**Exercise**
Copy out the lines that have "omnes" in them.
start Given records
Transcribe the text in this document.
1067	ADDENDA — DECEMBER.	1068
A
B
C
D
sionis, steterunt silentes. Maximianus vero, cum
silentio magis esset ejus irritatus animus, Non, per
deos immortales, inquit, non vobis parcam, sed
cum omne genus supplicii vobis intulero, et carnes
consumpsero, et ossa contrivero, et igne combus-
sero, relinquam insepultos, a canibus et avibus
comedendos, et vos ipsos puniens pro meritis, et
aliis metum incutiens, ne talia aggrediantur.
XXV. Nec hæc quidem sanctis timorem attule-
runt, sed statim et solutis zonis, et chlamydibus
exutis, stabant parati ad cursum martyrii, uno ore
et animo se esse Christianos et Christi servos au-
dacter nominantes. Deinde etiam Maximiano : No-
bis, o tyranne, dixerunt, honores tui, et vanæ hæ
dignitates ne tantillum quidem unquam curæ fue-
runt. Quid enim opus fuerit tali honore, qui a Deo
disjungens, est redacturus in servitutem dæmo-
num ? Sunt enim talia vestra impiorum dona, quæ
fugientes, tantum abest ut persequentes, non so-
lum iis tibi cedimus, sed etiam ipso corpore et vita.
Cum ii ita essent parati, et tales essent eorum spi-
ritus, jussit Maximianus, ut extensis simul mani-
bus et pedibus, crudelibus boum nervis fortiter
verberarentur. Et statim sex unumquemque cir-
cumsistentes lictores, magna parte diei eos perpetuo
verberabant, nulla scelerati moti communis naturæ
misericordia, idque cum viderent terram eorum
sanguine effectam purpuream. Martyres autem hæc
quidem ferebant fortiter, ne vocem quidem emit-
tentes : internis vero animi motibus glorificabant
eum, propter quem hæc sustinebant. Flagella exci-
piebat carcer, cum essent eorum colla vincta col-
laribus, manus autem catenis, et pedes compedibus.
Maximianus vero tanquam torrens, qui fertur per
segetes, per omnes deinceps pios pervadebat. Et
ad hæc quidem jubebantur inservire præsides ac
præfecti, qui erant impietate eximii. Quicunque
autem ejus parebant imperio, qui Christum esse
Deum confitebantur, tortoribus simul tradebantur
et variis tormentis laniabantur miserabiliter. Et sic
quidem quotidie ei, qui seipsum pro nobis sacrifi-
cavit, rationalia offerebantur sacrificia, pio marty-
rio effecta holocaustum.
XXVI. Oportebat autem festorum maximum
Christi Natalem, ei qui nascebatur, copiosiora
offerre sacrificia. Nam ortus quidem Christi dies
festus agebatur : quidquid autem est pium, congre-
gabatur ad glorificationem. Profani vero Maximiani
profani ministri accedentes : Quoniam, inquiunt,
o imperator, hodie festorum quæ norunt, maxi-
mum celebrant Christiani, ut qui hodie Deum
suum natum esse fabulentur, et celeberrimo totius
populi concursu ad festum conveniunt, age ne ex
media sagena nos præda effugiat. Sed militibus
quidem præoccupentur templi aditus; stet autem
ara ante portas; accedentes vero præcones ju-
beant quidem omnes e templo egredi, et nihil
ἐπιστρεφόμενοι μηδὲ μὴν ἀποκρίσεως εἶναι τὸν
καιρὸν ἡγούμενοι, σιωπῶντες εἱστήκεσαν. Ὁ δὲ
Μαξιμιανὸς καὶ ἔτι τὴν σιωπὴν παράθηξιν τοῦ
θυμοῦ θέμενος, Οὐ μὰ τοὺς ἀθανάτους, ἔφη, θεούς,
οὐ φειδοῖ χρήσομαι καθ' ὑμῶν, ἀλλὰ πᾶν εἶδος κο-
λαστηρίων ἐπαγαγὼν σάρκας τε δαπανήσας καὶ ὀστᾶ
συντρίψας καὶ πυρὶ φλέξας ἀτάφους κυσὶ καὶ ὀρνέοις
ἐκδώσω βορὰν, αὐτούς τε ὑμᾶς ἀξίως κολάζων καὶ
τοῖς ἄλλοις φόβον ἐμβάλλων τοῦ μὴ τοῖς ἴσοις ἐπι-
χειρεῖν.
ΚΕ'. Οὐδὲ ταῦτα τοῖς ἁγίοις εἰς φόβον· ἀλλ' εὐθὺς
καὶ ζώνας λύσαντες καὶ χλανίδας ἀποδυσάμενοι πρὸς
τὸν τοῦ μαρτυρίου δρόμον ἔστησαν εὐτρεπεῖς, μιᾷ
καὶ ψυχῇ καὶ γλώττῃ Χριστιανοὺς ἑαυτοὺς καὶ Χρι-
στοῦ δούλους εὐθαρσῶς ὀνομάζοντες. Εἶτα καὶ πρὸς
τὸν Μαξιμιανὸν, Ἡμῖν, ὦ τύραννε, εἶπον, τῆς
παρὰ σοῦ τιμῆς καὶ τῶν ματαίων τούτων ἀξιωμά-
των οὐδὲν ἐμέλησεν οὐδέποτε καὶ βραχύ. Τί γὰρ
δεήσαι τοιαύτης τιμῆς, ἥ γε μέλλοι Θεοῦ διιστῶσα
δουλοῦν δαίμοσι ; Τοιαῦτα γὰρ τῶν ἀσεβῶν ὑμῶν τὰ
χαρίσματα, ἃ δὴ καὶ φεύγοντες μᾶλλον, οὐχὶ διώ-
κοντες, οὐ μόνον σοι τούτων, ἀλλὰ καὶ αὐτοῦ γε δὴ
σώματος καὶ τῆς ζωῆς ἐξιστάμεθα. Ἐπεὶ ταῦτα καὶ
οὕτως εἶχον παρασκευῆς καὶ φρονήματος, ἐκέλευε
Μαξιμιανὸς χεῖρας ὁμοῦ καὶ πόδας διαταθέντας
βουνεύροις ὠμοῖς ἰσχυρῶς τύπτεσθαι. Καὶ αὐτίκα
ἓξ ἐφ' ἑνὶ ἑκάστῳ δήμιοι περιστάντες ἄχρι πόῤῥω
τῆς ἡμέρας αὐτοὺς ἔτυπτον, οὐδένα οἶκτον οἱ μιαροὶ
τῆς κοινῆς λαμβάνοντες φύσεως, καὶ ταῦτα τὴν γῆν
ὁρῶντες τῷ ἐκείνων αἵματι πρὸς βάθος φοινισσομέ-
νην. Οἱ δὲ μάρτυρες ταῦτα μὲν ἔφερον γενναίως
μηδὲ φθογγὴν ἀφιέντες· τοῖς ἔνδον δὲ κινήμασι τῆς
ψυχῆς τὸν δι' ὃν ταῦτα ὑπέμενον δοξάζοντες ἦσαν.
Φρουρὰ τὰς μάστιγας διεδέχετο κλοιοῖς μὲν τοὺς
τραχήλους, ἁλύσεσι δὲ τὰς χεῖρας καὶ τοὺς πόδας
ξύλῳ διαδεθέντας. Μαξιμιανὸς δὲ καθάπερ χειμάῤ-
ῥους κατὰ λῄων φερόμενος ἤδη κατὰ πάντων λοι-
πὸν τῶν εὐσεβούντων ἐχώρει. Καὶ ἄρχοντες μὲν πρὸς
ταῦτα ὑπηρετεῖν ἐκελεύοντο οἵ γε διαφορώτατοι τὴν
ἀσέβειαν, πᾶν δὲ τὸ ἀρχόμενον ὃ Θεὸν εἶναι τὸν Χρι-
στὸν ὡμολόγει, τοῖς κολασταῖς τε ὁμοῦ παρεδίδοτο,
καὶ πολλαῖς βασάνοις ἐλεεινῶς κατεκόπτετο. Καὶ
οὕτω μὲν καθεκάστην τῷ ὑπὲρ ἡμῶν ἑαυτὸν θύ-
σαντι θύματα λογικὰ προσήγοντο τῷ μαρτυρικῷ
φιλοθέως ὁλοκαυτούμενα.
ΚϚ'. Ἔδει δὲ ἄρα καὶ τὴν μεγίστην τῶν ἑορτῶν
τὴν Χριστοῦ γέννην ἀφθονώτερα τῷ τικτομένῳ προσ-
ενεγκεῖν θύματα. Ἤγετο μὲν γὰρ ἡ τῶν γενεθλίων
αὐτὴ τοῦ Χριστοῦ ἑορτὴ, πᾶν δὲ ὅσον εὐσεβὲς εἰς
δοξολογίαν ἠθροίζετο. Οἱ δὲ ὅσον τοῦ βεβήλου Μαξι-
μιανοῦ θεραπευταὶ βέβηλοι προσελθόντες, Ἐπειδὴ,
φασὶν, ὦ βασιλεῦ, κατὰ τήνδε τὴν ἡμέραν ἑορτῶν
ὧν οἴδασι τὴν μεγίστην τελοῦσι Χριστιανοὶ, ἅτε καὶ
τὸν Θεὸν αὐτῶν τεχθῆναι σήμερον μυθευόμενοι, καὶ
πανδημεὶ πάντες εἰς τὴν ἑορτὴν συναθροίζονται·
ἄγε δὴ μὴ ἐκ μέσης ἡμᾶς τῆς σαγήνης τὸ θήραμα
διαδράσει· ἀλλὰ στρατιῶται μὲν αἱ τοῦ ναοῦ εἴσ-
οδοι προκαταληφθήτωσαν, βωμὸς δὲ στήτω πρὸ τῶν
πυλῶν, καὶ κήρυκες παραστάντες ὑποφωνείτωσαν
end Given records
**Reply to the exercise**
segetes, per omnes deinceps pios pervadebat. Et
beant quidem omnes e templo egredi, et nihil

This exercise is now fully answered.